-- Problem details --
Pull every line with the word "White" out of the entries below.

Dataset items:
## start

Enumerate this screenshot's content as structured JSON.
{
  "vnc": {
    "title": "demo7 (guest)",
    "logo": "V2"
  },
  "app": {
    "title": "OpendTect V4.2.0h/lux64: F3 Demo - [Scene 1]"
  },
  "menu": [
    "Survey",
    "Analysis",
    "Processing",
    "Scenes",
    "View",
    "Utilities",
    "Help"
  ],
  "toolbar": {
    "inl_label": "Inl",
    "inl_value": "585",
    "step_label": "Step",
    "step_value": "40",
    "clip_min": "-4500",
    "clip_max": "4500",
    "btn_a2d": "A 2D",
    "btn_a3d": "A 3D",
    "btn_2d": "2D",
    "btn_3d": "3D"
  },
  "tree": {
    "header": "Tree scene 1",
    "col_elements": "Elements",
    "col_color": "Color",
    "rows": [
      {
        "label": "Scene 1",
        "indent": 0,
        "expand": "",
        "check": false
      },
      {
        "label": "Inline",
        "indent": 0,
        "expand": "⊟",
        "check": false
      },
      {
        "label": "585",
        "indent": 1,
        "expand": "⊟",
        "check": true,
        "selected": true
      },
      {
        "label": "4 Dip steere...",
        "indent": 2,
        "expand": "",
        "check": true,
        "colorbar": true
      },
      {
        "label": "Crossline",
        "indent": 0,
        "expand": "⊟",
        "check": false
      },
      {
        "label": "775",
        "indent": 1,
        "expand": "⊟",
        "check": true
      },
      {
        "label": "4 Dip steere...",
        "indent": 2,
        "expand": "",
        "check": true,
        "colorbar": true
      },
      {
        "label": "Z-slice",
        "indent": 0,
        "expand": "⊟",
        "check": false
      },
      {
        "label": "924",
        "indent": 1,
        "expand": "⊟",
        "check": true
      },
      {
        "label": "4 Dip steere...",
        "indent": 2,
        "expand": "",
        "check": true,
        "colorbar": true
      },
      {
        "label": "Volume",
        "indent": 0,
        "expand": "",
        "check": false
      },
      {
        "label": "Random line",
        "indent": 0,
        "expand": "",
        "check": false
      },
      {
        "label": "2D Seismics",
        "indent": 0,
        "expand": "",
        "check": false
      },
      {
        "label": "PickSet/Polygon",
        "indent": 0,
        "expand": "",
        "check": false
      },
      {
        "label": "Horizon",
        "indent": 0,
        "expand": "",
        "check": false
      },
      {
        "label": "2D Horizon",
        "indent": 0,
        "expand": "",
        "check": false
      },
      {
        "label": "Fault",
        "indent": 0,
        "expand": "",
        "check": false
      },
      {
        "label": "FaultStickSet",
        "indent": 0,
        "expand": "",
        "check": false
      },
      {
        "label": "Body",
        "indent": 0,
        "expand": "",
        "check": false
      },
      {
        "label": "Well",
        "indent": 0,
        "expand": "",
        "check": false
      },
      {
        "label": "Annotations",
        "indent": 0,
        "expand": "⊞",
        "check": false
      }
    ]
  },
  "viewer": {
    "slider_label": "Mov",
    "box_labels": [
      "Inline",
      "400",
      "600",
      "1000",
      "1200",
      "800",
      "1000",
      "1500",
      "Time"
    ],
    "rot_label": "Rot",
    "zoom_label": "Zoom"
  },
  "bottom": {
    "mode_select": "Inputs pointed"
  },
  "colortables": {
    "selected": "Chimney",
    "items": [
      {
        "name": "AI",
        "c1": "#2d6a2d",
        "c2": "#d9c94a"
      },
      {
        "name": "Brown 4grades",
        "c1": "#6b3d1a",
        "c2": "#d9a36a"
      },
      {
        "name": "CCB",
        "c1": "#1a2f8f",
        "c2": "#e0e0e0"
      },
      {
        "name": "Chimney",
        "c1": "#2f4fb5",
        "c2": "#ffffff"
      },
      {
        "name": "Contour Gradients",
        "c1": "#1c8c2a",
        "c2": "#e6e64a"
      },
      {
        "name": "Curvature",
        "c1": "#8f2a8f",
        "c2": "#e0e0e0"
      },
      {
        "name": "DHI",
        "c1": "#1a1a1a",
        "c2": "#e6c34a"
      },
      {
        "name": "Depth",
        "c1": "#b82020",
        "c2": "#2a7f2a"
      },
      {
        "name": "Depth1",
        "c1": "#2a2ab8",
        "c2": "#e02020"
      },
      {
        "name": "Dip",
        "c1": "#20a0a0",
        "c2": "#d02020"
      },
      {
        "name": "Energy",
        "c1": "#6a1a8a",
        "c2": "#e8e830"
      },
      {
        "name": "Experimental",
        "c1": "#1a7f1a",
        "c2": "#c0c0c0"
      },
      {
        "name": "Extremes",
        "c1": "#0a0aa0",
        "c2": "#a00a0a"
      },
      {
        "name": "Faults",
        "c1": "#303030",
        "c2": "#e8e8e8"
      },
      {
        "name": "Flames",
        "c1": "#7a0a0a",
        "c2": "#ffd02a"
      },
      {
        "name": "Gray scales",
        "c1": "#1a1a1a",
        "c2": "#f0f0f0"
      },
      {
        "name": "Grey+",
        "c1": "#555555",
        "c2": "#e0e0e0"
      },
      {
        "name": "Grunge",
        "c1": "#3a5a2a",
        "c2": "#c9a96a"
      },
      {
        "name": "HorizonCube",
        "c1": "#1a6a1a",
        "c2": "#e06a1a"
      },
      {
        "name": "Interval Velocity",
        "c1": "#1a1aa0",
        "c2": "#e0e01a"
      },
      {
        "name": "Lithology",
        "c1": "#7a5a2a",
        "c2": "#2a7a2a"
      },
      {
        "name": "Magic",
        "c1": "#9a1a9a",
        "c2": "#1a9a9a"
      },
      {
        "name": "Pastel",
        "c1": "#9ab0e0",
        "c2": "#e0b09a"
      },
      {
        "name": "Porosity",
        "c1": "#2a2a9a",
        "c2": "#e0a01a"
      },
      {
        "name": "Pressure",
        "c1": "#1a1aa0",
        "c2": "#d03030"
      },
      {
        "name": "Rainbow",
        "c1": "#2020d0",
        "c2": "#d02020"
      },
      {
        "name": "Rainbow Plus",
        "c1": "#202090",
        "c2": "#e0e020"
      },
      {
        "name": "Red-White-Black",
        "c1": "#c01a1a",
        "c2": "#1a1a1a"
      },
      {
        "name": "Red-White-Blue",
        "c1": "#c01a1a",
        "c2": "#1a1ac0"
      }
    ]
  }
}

## end

-- The output --
        "name": "Red-White-Black",
        "name": "Red-White-Blue",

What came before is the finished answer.